Given exercise — Select the lines of the records containing the word "Nurses" and list them.
↓
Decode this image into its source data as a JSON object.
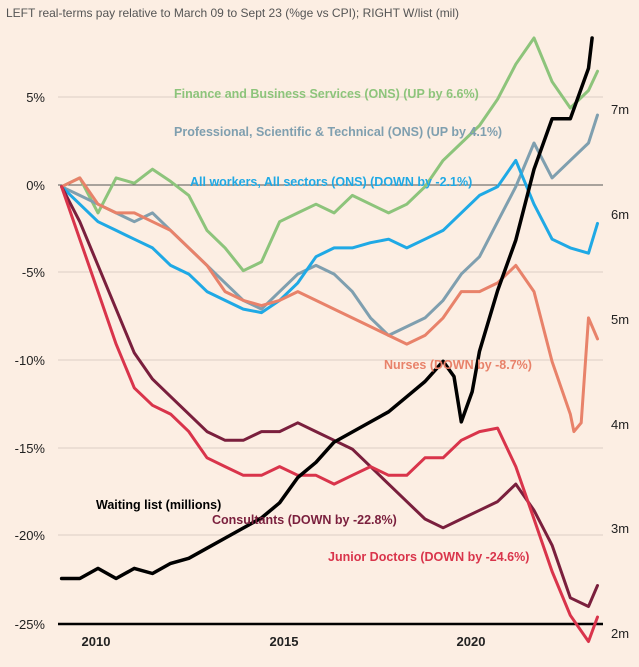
{
  "chart_data": {
    "type": "line",
    "title": "LEFT real-terms pay relative to March 09 to Sept 23 (%ge vs CPI); RIGHT W/list (mil)",
    "x_ticks": [
      "2010",
      "2015",
      "2020"
    ],
    "xlim": [
      2008.9,
      2023.9
    ],
    "y_left": {
      "ticks": [
        "5%",
        "0%",
        "-5%",
        "-10%",
        "-15%",
        "-20%",
        "-25%"
      ],
      "ylim": [
        -25,
        8.5
      ]
    },
    "y_right": {
      "ticks": [
        "7m",
        "6m",
        "5m",
        "4m",
        "3m",
        "2m"
      ],
      "ylim": [
        2,
        7.8
      ]
    },
    "grid": true,
    "series": [
      {
        "name": "Finance and Business Services (ONS) (UP by 6.6%)",
        "axis": "left",
        "color": "#8DC47B",
        "x": [
          2009.0,
          2009.5,
          2010.0,
          2010.5,
          2011.0,
          2011.5,
          2012.0,
          2012.5,
          2013.0,
          2013.5,
          2014.0,
          2014.5,
          2015.0,
          2015.5,
          2016.0,
          2016.5,
          2017.0,
          2017.5,
          2018.0,
          2018.5,
          2019.0,
          2019.5,
          2020.0,
          2020.5,
          2021.0,
          2021.5,
          2022.0,
          2022.5,
          2023.0,
          2023.5,
          2023.75
        ],
        "y": [
          0,
          0.5,
          -1.5,
          0.5,
          0.2,
          1.0,
          0.3,
          -0.5,
          -2.5,
          -3.5,
          -4.8,
          -4.3,
          -2.0,
          -1.5,
          -1.0,
          -1.5,
          -0.5,
          -1.0,
          -1.5,
          -1.0,
          0,
          1.5,
          2.5,
          3.5,
          5.0,
          7.0,
          8.5,
          6.0,
          4.5,
          5.5,
          6.6
        ]
      },
      {
        "name": "Professional, Scientific & Technical (ONS) (UP by 4.1%)",
        "axis": "left",
        "color": "#7F9FAF",
        "x": [
          2009.0,
          2009.5,
          2010.0,
          2010.5,
          2011.0,
          2011.5,
          2012.0,
          2012.5,
          2013.0,
          2013.5,
          2014.0,
          2014.5,
          2015.0,
          2015.5,
          2016.0,
          2016.5,
          2017.0,
          2017.5,
          2018.0,
          2018.5,
          2019.0,
          2019.5,
          2020.0,
          2020.5,
          2021.0,
          2021.5,
          2022.0,
          2022.5,
          2023.0,
          2023.5,
          2023.75
        ],
        "y": [
          0,
          -0.5,
          -1.0,
          -1.5,
          -2.0,
          -1.5,
          -2.5,
          -3.5,
          -4.5,
          -5.5,
          -6.5,
          -7.0,
          -6.0,
          -5.0,
          -4.5,
          -5.0,
          -6.0,
          -7.5,
          -8.5,
          -8.0,
          -7.5,
          -6.5,
          -5.0,
          -4.0,
          -2.0,
          0,
          2.5,
          0.5,
          1.5,
          2.5,
          4.1
        ]
      },
      {
        "name": "All workers, All sectors (ONS) (DOWN by -2.1%)",
        "axis": "left",
        "color": "#1FA9E5",
        "x": [
          2009.0,
          2009.5,
          2010.0,
          2010.5,
          2011.0,
          2011.5,
          2012.0,
          2012.5,
          2013.0,
          2013.5,
          2014.0,
          2014.5,
          2015.0,
          2015.5,
          2016.0,
          2016.5,
          2017.0,
          2017.5,
          2018.0,
          2018.5,
          2019.0,
          2019.5,
          2020.0,
          2020.5,
          2021.0,
          2021.5,
          2022.0,
          2022.5,
          2023.0,
          2023.5,
          2023.75
        ],
        "y": [
          0,
          -1.0,
          -2.0,
          -2.5,
          -3.0,
          -3.5,
          -4.5,
          -5.0,
          -6.0,
          -6.5,
          -7.0,
          -7.2,
          -6.5,
          -5.5,
          -4.0,
          -3.5,
          -3.5,
          -3.2,
          -3.0,
          -3.5,
          -3.0,
          -2.5,
          -1.5,
          -0.5,
          0,
          1.5,
          -1.0,
          -3.0,
          -3.5,
          -3.8,
          -2.1
        ]
      },
      {
        "name": "Nurses (DOWN by -8.7%)",
        "axis": "left",
        "color": "#E8826A",
        "x": [
          2009.0,
          2009.5,
          2010.0,
          2010.5,
          2011.0,
          2011.5,
          2012.0,
          2012.5,
          2013.0,
          2013.5,
          2014.0,
          2014.5,
          2015.0,
          2015.5,
          2016.0,
          2016.5,
          2017.0,
          2017.5,
          2018.0,
          2018.5,
          2019.0,
          2019.5,
          2020.0,
          2020.5,
          2021.0,
          2021.5,
          2022.0,
          2022.5,
          2023.0,
          2023.1,
          2023.3,
          2023.5,
          2023.75
        ],
        "y": [
          0,
          0.5,
          -1.0,
          -1.5,
          -1.5,
          -2.0,
          -2.5,
          -3.5,
          -4.5,
          -6.0,
          -6.5,
          -6.8,
          -6.5,
          -6.0,
          -6.5,
          -7.0,
          -7.5,
          -8.0,
          -8.5,
          -9.0,
          -8.5,
          -7.5,
          -6.0,
          -6.0,
          -5.5,
          -4.5,
          -6.0,
          -10.0,
          -13.0,
          -14.0,
          -13.5,
          -7.5,
          -8.7
        ]
      },
      {
        "name": "Consultants (DOWN by -22.8%)",
        "axis": "left",
        "color": "#7A1F3D",
        "x": [
          2009.0,
          2009.5,
          2010.0,
          2010.5,
          2011.0,
          2011.5,
          2012.0,
          2012.5,
          2013.0,
          2013.5,
          2014.0,
          2014.5,
          2015.0,
          2015.5,
          2016.0,
          2016.5,
          2017.0,
          2017.5,
          2018.0,
          2018.5,
          2019.0,
          2019.5,
          2020.0,
          2020.5,
          2021.0,
          2021.5,
          2022.0,
          2022.5,
          2023.0,
          2023.5,
          2023.75
        ],
        "y": [
          0,
          -2.0,
          -4.5,
          -7.0,
          -9.5,
          -11.0,
          -12.0,
          -13.0,
          -14.0,
          -14.5,
          -14.5,
          -14.0,
          -14.0,
          -13.5,
          -14.0,
          -14.5,
          -15.0,
          -16.0,
          -17.0,
          -18.0,
          -19.0,
          -19.5,
          -19.0,
          -18.5,
          -18.0,
          -17.0,
          -18.5,
          -20.5,
          -23.5,
          -24.0,
          -22.8
        ]
      },
      {
        "name": "Junior Doctors (DOWN by -24.6%)",
        "axis": "left",
        "color": "#D9344B",
        "x": [
          2009.0,
          2009.5,
          2010.0,
          2010.5,
          2011.0,
          2011.5,
          2012.0,
          2012.5,
          2013.0,
          2013.5,
          2014.0,
          2014.5,
          2015.0,
          2015.5,
          2016.0,
          2016.5,
          2017.0,
          2017.5,
          2018.0,
          2018.5,
          2019.0,
          2019.5,
          2020.0,
          2020.5,
          2021.0,
          2021.5,
          2022.0,
          2022.5,
          2023.0,
          2023.5,
          2023.75
        ],
        "y": [
          0,
          -3.0,
          -6.0,
          -9.0,
          -11.5,
          -12.5,
          -13.0,
          -14.0,
          -15.5,
          -16.0,
          -16.5,
          -16.5,
          -16.0,
          -16.5,
          -16.5,
          -17.0,
          -16.5,
          -16.0,
          -16.5,
          -16.5,
          -15.5,
          -15.5,
          -14.5,
          -14.0,
          -13.8,
          -16.0,
          -19.0,
          -22.0,
          -24.5,
          -26.0,
          -24.6
        ]
      },
      {
        "name": "Waiting list (millions)",
        "axis": "right",
        "color": "#000000",
        "x": [
          2009.0,
          2009.5,
          2010.0,
          2010.5,
          2011.0,
          2011.5,
          2012.0,
          2012.5,
          2013.0,
          2013.5,
          2014.0,
          2014.5,
          2015.0,
          2015.5,
          2016.0,
          2016.5,
          2017.0,
          2017.5,
          2018.0,
          2018.5,
          2019.0,
          2019.5,
          2019.8,
          2020.0,
          2020.3,
          2020.5,
          2021.0,
          2021.5,
          2022.0,
          2022.5,
          2023.0,
          2023.5,
          2023.6
        ],
        "y": [
          2.45,
          2.45,
          2.55,
          2.45,
          2.55,
          2.5,
          2.6,
          2.65,
          2.75,
          2.85,
          2.95,
          3.05,
          3.2,
          3.45,
          3.6,
          3.8,
          3.9,
          4.0,
          4.1,
          4.25,
          4.4,
          4.6,
          4.45,
          4.0,
          4.3,
          4.7,
          5.3,
          5.8,
          6.5,
          7.0,
          7.0,
          7.5,
          7.8
        ]
      }
    ],
    "annotations": {
      "finance": "Finance and Business Services (ONS) (UP by 6.6%)",
      "professional": "Professional, Scientific & Technical (ONS) (UP by 4.1%)",
      "all_workers": "All workers, All sectors (ONS) (DOWN by -2.1%)",
      "nurses": "Nurses (DOWN by -8.7%)",
      "waiting_list": "Waiting list (millions)",
      "consultants": "Consultants (DOWN by -22.8%)",
      "junior_doctors": "Junior Doctors (DOWN by -24.6%)"
    }
  }
}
↑
Response to this exercise —
        "name": "Nurses (DOWN by -8.7%)",
      "nurses": "Nurses (DOWN by -8.7%)",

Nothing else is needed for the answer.